• TASK:
All of the records below need to be copied exactly.

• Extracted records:
--- Start ---
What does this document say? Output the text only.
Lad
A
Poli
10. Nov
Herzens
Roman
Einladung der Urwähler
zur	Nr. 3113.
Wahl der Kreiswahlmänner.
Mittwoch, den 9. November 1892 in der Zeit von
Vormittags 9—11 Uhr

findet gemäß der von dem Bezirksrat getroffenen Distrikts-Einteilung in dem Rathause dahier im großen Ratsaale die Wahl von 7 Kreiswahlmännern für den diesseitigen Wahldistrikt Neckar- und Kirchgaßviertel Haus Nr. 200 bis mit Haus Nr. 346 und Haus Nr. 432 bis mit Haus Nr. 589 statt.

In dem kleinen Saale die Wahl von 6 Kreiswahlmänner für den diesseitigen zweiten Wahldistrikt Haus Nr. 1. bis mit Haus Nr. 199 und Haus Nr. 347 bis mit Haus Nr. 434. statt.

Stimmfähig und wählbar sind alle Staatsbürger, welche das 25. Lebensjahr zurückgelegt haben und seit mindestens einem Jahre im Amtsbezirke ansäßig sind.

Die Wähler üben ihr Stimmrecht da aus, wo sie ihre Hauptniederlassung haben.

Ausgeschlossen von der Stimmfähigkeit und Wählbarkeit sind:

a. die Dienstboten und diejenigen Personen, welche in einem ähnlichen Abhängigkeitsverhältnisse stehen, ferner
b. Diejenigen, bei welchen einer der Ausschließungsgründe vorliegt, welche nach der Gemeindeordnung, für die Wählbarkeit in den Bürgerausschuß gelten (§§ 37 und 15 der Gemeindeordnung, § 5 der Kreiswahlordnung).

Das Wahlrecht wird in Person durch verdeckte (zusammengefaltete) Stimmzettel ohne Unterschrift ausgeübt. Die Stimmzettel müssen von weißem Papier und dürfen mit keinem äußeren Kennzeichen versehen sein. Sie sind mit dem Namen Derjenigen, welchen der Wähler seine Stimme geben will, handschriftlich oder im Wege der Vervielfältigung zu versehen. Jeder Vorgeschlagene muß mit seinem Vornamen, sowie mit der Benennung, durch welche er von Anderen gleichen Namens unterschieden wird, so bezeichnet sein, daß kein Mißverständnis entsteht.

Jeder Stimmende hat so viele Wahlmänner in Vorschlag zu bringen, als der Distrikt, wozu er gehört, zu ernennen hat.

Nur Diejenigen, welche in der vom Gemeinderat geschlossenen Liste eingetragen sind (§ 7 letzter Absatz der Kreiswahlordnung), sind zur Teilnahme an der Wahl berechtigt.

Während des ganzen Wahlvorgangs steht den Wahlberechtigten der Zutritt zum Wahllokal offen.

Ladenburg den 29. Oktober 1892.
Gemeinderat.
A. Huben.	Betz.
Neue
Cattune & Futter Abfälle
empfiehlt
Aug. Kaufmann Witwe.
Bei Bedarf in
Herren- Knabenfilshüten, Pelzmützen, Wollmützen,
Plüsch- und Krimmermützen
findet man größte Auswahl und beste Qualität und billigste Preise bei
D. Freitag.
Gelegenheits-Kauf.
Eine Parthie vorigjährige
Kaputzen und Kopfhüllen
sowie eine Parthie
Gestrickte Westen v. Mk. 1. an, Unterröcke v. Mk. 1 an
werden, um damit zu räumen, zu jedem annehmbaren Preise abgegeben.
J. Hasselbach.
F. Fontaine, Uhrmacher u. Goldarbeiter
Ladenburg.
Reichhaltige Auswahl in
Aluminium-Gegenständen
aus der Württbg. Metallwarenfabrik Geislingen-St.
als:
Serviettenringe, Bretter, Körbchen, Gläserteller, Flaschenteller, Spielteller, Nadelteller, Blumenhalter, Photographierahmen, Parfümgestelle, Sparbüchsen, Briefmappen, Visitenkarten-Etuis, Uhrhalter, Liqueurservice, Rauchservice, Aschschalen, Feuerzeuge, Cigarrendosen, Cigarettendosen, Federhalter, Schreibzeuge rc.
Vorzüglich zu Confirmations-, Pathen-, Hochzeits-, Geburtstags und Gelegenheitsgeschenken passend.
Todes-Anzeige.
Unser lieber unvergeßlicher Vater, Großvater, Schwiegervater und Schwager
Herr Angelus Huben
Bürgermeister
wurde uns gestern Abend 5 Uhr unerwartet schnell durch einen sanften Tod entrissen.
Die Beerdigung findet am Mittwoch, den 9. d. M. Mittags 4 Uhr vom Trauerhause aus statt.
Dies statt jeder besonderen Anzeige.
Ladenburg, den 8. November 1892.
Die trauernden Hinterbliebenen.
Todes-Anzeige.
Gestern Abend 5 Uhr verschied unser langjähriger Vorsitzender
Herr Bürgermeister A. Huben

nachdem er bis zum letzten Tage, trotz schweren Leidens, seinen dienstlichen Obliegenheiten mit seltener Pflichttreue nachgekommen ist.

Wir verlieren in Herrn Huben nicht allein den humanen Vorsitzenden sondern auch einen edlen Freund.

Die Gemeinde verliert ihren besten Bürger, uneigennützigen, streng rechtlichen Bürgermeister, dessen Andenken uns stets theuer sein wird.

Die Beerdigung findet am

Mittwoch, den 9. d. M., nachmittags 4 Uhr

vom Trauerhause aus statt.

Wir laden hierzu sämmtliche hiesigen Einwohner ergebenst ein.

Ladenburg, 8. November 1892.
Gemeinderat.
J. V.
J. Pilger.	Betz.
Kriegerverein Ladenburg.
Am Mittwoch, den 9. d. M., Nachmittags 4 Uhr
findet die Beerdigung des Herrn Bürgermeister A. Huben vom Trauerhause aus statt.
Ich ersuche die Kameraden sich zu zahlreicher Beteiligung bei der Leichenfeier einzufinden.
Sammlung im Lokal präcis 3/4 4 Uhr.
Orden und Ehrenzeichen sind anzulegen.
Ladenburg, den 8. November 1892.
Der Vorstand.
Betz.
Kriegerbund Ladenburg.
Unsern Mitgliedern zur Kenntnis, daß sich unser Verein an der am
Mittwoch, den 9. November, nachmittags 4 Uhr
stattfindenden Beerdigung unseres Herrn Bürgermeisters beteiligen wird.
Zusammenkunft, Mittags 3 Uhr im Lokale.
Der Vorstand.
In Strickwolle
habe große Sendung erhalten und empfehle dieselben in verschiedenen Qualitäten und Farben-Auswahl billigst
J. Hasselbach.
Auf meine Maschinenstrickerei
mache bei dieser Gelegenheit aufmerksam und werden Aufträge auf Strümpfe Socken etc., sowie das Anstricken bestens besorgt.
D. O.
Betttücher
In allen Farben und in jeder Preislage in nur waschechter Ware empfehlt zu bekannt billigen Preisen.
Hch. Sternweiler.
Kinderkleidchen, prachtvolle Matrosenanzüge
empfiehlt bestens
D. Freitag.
--- End ---
• IN RESPONSE:
What does this document say? Output the text only.
Lad
A
Poli
10. Nov
Herzens
Roman
Einladung der Urwähler
zur	Nr. 3113.
Wahl der Kreiswahlmänner.
Mittwoch, den 9. November 1892 in der Zeit von
Vormittags 9—11 Uhr

findet gemäß der von dem Bezirksrat getroffenen Distrikts-Einteilung in dem Rathause dahier im großen Ratsaale die Wahl von 7 Kreiswahlmännern für den diesseitigen Wahldistrikt Neckar- und Kirchgaßviertel Haus Nr. 200 bis mit Haus Nr. 346 und Haus Nr. 432 bis mit Haus Nr. 589 statt.

In dem kleinen Saale die Wahl von 6 Kreiswahlmänner für den diesseitigen zweiten Wahldistrikt Haus Nr. 1. bis mit Haus Nr. 199 und Haus Nr. 347 bis mit Haus Nr. 434. statt.

Stimmfähig und wählbar sind alle Staatsbürger, welche das 25. Lebensjahr zurückgelegt haben und seit mindestens einem Jahre im Amtsbezirke ansäßig sind.

Die Wähler üben ihr Stimmrecht da aus, wo sie ihre Hauptniederlassung haben.

Ausgeschlossen von der Stimmfähigkeit und Wählbarkeit sind:

a. die Dienstboten und diejenigen Personen, welche in einem ähnlichen Abhängigkeitsverhältnisse stehen, ferner
b. Diejenigen, bei welchen einer der Ausschließungsgründe vorliegt, welche nach der Gemeindeordnung, für die Wählbarkeit in den Bürgerausschuß gelten (§§ 37 und 15 der Gemeindeordnung, § 5 der Kreiswahlordnung).

Das Wahlrecht wird in Person durch verdeckte (zusammengefaltete) Stimmzettel ohne Unterschrift ausgeübt. Die Stimmzettel müssen von weißem Papier und dürfen mit keinem äußeren Kennzeichen versehen sein. Sie sind mit dem Namen Derjenigen, welchen der Wähler seine Stimme geben will, handschriftlich oder im Wege der Vervielfältigung zu versehen. Jeder Vorgeschlagene muß mit seinem Vornamen, sowie mit der Benennung, durch welche er von Anderen gleichen Namens unterschieden wird, so bezeichnet sein, daß kein Mißverständnis entsteht.

Jeder Stimmende hat so viele Wahlmänner in Vorschlag zu bringen, als der Distrikt, wozu er gehört, zu ernennen hat.

Nur Diejenigen, welche in der vom Gemeinderat geschlossenen Liste eingetragen sind (§ 7 letzter Absatz der Kreiswahlordnung), sind zur Teilnahme an der Wahl berechtigt.

Während des ganzen Wahlvorgangs steht den Wahlberechtigten der Zutritt zum Wahllokal offen.

Ladenburg den 29. Oktober 1892.
Gemeinderat.
A. Huben.	Betz.
Neue
Cattune & Futter Abfälle
empfiehlt
Aug. Kaufmann Witwe.
Bei Bedarf in
Herren- Knabenfilshüten, Pelzmützen, Wollmützen,
Plüsch- und Krimmermützen
findet man größte Auswahl und beste Qualität und billigste Preise bei
D. Freitag.
Gelegenheits-Kauf.
Eine Parthie vorigjährige
Kaputzen und Kopfhüllen
sowie eine Parthie
Gestrickte Westen v. Mk. 1. an, Unterröcke v. Mk. 1 an
werden, um damit zu räumen, zu jedem annehmbaren Preise abgegeben.
J. Hasselbach.
F. Fontaine, Uhrmacher u. Goldarbeiter
Ladenburg.
Reichhaltige Auswahl in
Aluminium-Gegenständen
aus der Württbg. Metallwarenfabrik Geislingen-St.
als:
Serviettenringe, Bretter, Körbchen, Gläserteller, Flaschenteller, Spielteller, Nadelteller, Blumenhalter, Photographierahmen, Parfümgestelle, Sparbüchsen, Briefmappen, Visitenkarten-Etuis, Uhrhalter, Liqueurservice, Rauchservice, Aschschalen, Feuerzeuge, Cigarrendosen, Cigarettendosen, Federhalter, Schreibzeuge rc.
Vorzüglich zu Confirmations-, Pathen-, Hochzeits-, Geburtstags und Gelegenheitsgeschenken passend.
Todes-Anzeige.
Unser lieber unvergeßlicher Vater, Großvater, Schwiegervater und Schwager
Herr Angelus Huben
Bürgermeister
wurde uns gestern Abend 5 Uhr unerwartet schnell durch einen sanften Tod entrissen.
Die Beerdigung findet am Mittwoch, den 9. d. M. Mittags 4 Uhr vom Trauerhause aus statt.
Dies statt jeder besonderen Anzeige.
Ladenburg, den 8. November 1892.
Die trauernden Hinterbliebenen.
Todes-Anzeige.
Gestern Abend 5 Uhr verschied unser langjähriger Vorsitzender
Herr Bürgermeister A. Huben

nachdem er bis zum letzten Tage, trotz schweren Leidens, seinen dienstlichen Obliegenheiten mit seltener Pflichttreue nachgekommen ist.

Wir verlieren in Herrn Huben nicht allein den humanen Vorsitzenden sondern auch einen edlen Freund.

Die Gemeinde verliert ihren besten Bürger, uneigennützigen, streng rechtlichen Bürgermeister, dessen Andenken uns stets theuer sein wird.

Die Beerdigung findet am

Mittwoch, den 9. d. M., nachmittags 4 Uhr

vom Trauerhause aus statt.

Wir laden hierzu sämmtliche hiesigen Einwohner ergebenst ein.

Ladenburg, 8. November 1892.
Gemeinderat.
J. V.
J. Pilger.	Betz.
Kriegerverein Ladenburg.
Am Mittwoch, den 9. d. M., Nachmittags 4 Uhr
findet die Beerdigung des Herrn Bürgermeister A. Huben vom Trauerhause aus statt.
Ich ersuche die Kameraden sich zu zahlreicher Beteiligung bei der Leichenfeier einzufinden.
Sammlung im Lokal präcis 3/4 4 Uhr.
Orden und Ehrenzeichen sind anzulegen.
Ladenburg, den 8. November 1892.
Der Vorstand.
Betz.
Kriegerbund Ladenburg.
Unsern Mitgliedern zur Kenntnis, daß sich unser Verein an der am
Mittwoch, den 9. November, nachmittags 4 Uhr
stattfindenden Beerdigung unseres Herrn Bürgermeisters beteiligen wird.
Zusammenkunft, Mittags 3 Uhr im Lokale.
Der Vorstand.
In Strickwolle
habe große Sendung erhalten und empfehle dieselben in verschiedenen Qualitäten und Farben-Auswahl billigst
J. Hasselbach.
Auf meine Maschinenstrickerei
mache bei dieser Gelegenheit aufmerksam und werden Aufträge auf Strümpfe Socken etc., sowie das Anstricken bestens besorgt.
D. O.
Betttücher
In allen Farben und in jeder Preislage in nur waschechter Ware empfehlt zu bekannt billigen Preisen.
Hch. Sternweiler.
Kinderkleidchen, prachtvolle Matrosenanzüge
empfiehlt bestens
D. Freitag.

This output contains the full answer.